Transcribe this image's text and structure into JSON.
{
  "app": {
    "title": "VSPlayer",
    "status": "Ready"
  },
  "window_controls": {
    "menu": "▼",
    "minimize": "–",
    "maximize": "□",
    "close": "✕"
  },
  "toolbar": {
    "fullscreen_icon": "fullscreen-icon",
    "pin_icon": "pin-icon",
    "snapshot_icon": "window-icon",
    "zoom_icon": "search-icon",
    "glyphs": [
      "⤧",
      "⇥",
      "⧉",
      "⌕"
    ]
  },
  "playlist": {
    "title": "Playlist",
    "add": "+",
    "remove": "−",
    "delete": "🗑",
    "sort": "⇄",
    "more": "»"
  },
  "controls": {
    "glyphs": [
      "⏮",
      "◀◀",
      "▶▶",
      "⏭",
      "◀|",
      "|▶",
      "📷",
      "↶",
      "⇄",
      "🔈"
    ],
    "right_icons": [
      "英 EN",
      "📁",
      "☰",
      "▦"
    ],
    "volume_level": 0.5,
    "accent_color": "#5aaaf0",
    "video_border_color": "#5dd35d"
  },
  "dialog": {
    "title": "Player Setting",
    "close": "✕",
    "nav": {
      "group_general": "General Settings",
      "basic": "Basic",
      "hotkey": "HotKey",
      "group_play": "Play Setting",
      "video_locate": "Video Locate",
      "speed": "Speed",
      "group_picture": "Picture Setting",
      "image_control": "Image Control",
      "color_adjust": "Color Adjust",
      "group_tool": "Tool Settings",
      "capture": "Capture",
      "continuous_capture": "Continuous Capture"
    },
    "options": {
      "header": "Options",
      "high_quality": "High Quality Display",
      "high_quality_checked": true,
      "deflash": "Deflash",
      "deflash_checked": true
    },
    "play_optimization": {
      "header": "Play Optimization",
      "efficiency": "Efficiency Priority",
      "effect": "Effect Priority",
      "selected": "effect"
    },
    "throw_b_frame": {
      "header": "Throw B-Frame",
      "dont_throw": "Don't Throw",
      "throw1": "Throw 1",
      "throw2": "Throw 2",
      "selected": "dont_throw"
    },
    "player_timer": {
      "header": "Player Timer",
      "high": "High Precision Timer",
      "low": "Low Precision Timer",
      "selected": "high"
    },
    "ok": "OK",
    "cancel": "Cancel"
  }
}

##########

| Exercise description |
Among the entries above, how many lines include the word "Precision"? Give the number with no comment.

| Output below |
2